## Objective
Show all lines from the listing below that contain "stop".

↓

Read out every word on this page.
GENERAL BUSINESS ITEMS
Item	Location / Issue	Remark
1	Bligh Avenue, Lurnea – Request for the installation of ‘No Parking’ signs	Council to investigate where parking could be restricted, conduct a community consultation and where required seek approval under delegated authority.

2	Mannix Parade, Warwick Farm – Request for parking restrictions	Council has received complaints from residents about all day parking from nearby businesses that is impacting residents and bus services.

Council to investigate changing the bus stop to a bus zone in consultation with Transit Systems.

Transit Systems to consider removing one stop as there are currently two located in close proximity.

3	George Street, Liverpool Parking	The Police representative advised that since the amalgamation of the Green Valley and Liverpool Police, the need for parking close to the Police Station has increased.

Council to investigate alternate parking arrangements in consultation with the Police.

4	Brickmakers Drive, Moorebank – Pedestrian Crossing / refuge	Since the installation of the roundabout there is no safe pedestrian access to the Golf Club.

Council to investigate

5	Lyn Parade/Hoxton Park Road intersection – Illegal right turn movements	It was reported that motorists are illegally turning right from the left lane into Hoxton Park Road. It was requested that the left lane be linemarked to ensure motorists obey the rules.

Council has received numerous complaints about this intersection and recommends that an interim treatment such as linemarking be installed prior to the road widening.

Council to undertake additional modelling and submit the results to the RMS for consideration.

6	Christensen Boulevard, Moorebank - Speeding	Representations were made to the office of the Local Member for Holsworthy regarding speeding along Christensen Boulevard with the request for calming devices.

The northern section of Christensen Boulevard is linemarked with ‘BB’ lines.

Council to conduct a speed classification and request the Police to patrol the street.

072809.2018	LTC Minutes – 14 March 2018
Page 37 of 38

↑

## Solution
Council to investigate changing the bus stop to a bus zone in consultation with Transit Systems.
Transit Systems to consider removing one stop as there are currently two located in close proximity.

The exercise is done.